• _Problems to solve_
**1)** Quote the passage of the inverter excerpt starting at "The upper arms" and ending at "lower arm and the intermediate potential terminal 2G.".
**2)** Please rewrite the records starting at their first line and ending at the line containing "value-label: Diğer; 3% [185,221,244,235]", swapping "value-label" for "data-label" and leaving everything else unchanged. Give only those lines.

• _Excerpt provided_

The inverter 2B has a U-phase circuit, a V-phase circuit, and a W-phase circuit. The U-phase circuit, the V-phase circuit, and the W-phase circuit each have an upper arm (that is, a high potential side arm) and a lower arm (that is, a low potential side arm).

The upper arms of each of the U-phase circuit, the V-phase circuit, and the W-phase circuit have two power semiconductor elements. An intermediate potential terminal 2G is connected between the two power semiconductor elements of the upper arm. A diode having a forward direction toward the upper arm is arranged between the upper arm and the intermediate potential terminal 2G.

The lower arms of each of the U-phase circuit, the V-phase circuit, and the W-phase circuit have two power semiconductor elements. An intermediate potential terminal 2G is connected between the two power semiconductor elements of the lower arm. A diode having a forward direction toward the intermediate potential terminal 2G is arranged between the lower arm and the intermediate potential terminal 2G.

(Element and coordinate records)
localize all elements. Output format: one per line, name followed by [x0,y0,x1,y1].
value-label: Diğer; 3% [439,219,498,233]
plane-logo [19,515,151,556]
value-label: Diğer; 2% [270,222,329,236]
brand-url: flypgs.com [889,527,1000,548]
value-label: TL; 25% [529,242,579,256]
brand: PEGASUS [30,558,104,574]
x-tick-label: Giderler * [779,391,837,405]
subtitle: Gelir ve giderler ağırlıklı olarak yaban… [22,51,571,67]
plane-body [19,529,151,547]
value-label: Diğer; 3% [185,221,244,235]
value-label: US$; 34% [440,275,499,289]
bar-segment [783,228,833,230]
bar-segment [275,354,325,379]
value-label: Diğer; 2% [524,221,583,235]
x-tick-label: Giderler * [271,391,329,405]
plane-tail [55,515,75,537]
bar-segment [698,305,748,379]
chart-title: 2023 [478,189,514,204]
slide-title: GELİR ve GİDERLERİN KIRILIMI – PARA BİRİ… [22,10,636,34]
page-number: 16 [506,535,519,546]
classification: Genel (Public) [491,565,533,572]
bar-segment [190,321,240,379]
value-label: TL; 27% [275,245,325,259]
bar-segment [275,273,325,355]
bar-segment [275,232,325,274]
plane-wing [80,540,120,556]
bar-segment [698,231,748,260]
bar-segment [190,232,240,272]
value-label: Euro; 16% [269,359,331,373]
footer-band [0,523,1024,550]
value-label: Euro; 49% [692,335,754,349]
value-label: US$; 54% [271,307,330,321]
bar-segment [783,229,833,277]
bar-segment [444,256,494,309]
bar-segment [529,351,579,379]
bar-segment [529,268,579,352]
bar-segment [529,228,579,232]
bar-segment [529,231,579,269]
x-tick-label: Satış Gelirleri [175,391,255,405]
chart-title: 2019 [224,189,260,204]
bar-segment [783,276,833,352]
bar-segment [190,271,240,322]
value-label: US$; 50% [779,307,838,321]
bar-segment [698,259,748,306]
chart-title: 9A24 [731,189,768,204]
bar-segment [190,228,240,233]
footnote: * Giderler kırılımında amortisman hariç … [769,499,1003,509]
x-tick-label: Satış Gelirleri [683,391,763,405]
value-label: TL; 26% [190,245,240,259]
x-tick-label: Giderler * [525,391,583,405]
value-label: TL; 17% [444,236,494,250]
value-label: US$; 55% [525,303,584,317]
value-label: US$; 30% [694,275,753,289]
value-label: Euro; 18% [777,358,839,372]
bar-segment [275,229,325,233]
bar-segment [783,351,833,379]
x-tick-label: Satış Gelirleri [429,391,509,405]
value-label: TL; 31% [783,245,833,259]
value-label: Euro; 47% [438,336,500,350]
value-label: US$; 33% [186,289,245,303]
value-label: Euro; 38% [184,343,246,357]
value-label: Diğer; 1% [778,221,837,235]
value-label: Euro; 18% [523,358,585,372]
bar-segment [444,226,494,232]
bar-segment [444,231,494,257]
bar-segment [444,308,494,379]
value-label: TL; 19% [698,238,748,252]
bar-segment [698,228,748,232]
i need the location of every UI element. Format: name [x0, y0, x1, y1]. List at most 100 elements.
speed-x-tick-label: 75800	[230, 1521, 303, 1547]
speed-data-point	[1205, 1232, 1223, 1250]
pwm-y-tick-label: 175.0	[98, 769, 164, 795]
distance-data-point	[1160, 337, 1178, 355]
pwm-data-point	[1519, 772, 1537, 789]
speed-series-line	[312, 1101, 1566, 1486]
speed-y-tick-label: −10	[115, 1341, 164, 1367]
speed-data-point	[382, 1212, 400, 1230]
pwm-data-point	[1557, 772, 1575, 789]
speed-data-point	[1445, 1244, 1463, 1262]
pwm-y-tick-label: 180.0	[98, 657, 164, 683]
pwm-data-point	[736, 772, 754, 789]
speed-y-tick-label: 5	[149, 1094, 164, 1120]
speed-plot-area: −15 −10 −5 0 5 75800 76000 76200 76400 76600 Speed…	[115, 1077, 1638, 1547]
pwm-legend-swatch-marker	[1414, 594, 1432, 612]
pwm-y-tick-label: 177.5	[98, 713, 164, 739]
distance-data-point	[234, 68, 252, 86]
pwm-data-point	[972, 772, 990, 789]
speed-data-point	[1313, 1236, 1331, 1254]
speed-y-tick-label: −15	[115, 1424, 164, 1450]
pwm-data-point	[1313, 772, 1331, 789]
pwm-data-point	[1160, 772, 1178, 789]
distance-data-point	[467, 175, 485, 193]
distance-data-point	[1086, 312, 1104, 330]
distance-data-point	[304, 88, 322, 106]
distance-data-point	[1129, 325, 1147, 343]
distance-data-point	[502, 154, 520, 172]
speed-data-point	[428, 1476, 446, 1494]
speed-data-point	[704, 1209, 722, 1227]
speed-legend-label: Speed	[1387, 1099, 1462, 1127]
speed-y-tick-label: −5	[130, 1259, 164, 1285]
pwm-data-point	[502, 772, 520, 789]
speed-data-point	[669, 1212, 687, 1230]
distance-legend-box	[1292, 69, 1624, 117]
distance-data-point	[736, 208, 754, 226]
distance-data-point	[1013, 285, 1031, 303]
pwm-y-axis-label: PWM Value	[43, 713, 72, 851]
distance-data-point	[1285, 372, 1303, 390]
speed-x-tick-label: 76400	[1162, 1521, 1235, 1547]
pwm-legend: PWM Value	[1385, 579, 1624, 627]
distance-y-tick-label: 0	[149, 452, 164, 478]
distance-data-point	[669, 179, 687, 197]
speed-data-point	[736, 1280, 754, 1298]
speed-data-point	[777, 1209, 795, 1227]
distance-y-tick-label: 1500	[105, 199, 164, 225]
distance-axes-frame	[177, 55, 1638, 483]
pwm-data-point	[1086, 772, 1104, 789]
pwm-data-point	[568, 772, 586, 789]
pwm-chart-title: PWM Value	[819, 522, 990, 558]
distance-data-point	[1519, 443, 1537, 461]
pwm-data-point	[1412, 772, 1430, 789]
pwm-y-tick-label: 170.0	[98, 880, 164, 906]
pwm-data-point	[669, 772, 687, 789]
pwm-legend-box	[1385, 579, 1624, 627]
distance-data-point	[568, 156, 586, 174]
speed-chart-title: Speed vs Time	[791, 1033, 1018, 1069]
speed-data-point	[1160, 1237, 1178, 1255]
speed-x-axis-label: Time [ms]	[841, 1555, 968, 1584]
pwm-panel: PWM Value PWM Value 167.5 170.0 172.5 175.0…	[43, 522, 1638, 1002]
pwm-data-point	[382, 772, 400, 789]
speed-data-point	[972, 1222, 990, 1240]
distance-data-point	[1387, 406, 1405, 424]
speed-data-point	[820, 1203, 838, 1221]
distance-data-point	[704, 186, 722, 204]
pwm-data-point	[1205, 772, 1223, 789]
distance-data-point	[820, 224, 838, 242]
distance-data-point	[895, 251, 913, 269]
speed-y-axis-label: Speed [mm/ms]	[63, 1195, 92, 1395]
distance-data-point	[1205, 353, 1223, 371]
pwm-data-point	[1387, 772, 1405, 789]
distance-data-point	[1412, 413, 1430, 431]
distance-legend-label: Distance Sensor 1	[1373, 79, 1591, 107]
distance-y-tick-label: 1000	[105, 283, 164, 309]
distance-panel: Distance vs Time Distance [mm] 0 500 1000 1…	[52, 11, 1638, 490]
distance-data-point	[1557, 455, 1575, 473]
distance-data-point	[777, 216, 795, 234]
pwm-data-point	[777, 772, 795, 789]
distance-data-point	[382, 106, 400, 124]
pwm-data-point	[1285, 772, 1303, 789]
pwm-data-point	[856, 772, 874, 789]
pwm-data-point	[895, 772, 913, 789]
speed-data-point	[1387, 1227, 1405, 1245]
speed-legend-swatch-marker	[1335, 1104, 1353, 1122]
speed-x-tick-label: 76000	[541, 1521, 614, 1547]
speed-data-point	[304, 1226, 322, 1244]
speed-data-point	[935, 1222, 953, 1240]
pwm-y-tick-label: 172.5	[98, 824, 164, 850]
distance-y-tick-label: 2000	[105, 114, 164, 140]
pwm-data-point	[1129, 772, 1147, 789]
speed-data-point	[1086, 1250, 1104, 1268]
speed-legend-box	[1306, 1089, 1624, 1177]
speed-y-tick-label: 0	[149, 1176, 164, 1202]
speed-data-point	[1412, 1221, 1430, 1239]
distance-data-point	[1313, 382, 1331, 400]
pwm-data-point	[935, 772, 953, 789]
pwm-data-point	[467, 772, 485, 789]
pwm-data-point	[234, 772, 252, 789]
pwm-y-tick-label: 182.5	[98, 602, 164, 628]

• _List of solutions_
**1)**
The upper arms of each of the U-phase circuit, the V-phase circuit, and the W-phase circuit have two power semiconductor elements. An intermediate potential terminal 2G is connected between the two power semiconductor elements of the upper arm. A diode having a forward direction toward the upper arm is arranged between the upper arm and the intermediate potential terminal 2G.

The lower arms of each of the U-phase circuit, the V-phase circuit, and the W-phase circuit have two power semiconductor elements. An intermediate potential terminal 2G is connected between the two power semiconductor elements of the lower arm. A diode having a forward direction toward the intermediate potential terminal 2G is arranged between the lower arm and the intermediate potential terminal 2G.

**2)**
localize all elements. Output format: one per line, name followed by [x0,y0,x1,y1].
data-label: Diğer; 3% [439,219,498,233]
plane-logo [19,515,151,556]
data-label: Diğer; 2% [270,222,329,236]
brand-url: flypgs.com [889,527,1000,548]
data-label: TL; 25% [529,242,579,256]
brand: PEGASUS [30,558,104,574]
x-tick-label: Giderler * [779,391,837,405]
subtitle: Gelir ve giderler ağırlıklı olarak yaban… [22,51,571,67]
plane-body [19,529,151,547]
data-label: Diğer; 3% [185,221,244,235]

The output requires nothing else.